* **Set task**
"ylabel" appears in how many lines of the entries? State only the number.

* **Input material**

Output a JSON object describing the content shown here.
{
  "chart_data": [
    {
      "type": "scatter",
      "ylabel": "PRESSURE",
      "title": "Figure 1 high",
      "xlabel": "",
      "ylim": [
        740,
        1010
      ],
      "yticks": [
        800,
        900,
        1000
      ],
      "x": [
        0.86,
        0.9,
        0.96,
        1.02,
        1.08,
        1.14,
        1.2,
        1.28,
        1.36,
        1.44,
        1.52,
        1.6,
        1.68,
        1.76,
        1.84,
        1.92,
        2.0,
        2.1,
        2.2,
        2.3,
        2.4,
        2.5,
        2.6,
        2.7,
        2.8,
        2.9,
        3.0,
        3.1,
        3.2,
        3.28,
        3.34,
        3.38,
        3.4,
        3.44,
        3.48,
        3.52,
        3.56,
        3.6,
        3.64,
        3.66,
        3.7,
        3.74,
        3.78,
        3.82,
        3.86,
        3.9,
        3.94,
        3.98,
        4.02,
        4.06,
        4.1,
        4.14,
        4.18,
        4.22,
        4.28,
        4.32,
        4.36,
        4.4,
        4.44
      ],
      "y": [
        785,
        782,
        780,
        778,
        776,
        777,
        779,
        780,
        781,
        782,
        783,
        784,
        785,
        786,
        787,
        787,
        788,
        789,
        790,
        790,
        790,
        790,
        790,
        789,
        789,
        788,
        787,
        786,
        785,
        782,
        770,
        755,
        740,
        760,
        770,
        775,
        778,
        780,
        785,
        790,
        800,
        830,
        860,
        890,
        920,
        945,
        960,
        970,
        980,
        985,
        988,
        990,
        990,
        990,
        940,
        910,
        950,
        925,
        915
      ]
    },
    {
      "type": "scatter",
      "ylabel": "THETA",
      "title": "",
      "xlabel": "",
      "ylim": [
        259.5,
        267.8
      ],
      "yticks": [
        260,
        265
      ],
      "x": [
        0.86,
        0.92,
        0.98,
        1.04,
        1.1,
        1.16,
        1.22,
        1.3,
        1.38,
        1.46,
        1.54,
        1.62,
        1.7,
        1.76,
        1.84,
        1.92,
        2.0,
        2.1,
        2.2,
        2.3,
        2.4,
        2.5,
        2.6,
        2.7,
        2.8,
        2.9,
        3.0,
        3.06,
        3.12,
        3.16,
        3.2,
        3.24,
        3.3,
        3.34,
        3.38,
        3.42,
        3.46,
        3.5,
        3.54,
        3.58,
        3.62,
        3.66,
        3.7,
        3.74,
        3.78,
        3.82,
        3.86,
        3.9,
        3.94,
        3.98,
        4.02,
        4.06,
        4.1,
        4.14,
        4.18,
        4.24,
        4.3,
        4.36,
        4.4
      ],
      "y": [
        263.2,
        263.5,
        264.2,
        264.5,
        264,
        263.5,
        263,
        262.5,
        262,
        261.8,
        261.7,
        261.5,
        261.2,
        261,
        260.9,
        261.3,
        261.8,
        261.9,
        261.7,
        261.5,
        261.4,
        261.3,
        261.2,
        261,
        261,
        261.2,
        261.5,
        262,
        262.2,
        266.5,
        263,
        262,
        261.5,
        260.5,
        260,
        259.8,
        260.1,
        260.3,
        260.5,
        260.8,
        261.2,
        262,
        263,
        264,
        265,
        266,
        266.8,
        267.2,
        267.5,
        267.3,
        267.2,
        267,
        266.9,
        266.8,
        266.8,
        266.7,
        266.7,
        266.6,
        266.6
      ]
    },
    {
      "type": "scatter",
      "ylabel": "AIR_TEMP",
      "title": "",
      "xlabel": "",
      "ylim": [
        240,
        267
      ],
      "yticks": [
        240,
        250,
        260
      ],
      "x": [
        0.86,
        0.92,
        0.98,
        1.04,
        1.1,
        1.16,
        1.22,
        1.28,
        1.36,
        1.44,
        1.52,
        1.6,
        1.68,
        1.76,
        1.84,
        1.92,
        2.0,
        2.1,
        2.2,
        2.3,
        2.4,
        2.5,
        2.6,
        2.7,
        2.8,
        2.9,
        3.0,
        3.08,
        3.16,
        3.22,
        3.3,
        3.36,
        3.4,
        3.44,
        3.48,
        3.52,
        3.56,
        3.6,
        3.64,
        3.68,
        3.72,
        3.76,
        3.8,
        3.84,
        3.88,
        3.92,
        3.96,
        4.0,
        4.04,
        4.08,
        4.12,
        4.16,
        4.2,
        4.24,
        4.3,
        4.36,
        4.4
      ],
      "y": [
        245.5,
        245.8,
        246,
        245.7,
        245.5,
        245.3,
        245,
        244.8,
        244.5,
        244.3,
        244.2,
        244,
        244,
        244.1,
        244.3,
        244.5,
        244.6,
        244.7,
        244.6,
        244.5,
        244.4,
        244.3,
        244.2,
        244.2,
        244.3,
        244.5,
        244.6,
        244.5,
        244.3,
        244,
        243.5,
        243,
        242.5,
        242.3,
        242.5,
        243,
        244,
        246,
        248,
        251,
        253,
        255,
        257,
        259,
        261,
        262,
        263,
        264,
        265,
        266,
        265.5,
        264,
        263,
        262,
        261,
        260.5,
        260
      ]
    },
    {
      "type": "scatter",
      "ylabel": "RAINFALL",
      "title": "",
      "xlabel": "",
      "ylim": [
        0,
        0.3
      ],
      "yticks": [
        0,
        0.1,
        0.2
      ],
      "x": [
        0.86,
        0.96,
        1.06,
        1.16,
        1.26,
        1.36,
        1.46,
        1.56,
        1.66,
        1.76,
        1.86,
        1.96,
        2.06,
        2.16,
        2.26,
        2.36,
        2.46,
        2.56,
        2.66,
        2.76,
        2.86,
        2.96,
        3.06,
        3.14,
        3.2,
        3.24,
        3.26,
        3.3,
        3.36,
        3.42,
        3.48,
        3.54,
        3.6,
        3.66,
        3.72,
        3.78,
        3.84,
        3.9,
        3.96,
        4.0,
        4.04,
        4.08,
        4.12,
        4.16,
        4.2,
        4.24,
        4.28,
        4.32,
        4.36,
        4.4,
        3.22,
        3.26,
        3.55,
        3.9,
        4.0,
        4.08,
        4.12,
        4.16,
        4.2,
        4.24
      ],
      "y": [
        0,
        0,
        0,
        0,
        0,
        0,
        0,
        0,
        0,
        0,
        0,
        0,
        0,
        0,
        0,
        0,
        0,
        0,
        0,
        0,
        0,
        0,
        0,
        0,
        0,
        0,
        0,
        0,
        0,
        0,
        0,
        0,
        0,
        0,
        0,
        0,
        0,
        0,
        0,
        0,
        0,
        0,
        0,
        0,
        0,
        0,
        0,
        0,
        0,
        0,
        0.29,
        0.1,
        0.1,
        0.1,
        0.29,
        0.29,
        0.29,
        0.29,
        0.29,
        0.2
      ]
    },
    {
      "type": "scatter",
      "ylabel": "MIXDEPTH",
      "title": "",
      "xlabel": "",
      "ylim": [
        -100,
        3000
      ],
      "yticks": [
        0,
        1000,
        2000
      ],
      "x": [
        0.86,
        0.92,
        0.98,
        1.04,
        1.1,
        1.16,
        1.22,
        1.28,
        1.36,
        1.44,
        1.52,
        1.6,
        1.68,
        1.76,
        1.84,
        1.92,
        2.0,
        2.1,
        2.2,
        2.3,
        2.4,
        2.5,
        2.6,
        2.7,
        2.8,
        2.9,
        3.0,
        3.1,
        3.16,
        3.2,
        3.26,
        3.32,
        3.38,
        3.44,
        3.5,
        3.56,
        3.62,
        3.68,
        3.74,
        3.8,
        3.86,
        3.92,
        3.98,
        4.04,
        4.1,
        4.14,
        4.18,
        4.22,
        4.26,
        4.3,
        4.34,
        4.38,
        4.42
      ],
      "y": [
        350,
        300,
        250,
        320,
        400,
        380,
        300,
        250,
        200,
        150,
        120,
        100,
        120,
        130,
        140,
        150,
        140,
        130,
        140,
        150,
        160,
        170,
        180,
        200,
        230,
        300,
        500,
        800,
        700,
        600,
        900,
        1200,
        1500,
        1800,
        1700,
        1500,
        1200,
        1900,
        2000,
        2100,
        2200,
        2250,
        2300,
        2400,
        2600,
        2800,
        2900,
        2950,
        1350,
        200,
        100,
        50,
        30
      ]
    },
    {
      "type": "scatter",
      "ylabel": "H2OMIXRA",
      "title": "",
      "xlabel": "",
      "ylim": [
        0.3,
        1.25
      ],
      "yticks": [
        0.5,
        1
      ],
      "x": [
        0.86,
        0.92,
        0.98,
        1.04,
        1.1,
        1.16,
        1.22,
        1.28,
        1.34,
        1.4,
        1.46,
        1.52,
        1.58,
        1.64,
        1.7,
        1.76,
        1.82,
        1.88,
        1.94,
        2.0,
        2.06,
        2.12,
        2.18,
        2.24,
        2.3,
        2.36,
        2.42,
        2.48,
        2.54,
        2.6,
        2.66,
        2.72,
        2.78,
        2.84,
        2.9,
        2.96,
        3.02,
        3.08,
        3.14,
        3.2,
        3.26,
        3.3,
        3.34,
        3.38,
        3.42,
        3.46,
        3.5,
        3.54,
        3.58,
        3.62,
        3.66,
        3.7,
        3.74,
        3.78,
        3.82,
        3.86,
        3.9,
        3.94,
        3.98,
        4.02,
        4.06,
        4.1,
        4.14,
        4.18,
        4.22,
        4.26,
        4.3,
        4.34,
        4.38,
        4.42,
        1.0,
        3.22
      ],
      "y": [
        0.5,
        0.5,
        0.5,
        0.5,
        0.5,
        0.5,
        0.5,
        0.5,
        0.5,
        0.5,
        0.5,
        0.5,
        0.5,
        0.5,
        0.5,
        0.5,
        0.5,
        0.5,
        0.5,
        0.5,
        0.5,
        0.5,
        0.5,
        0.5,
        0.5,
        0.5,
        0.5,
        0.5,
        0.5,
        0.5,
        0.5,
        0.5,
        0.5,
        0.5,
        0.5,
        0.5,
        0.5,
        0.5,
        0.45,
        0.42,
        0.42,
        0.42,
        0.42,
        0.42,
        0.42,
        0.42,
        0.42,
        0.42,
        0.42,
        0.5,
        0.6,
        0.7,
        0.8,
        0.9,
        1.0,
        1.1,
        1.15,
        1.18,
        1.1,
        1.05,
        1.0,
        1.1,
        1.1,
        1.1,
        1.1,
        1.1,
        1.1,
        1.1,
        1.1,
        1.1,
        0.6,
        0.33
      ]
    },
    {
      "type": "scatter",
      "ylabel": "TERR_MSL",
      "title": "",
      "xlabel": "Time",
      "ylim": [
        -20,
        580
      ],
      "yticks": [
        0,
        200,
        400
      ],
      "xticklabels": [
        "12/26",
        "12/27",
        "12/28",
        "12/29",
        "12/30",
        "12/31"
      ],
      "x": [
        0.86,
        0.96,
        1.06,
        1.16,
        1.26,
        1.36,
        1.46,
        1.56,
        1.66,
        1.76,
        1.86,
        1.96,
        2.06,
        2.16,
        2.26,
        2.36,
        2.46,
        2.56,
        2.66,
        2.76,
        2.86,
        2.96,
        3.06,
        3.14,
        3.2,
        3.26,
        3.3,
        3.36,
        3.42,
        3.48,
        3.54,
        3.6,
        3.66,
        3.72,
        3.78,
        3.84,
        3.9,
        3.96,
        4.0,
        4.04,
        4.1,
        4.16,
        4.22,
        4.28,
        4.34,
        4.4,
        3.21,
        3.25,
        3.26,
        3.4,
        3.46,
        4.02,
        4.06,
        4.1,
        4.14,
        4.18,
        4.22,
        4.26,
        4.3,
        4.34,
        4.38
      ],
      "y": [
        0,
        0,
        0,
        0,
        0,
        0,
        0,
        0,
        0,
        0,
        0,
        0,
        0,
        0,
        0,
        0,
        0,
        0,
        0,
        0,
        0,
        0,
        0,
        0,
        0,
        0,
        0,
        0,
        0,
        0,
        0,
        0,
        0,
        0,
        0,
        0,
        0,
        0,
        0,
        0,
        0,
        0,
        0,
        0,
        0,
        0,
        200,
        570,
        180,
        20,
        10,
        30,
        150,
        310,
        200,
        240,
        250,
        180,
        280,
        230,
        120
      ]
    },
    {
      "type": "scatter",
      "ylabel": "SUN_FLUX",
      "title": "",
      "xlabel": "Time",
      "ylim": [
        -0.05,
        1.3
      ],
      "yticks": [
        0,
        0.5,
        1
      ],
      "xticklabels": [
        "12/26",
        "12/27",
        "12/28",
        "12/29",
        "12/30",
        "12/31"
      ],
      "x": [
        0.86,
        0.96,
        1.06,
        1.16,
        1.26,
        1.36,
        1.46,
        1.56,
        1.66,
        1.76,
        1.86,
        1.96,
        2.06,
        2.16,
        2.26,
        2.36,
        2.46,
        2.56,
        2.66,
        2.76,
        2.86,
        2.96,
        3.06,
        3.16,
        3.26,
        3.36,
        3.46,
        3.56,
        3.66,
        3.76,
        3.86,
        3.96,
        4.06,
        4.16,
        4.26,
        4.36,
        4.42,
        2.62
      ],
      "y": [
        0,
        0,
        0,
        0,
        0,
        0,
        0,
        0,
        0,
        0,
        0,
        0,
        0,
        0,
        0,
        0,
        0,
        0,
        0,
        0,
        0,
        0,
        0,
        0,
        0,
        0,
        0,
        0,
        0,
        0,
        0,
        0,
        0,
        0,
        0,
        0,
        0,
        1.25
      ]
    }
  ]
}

* **Result of the task**
8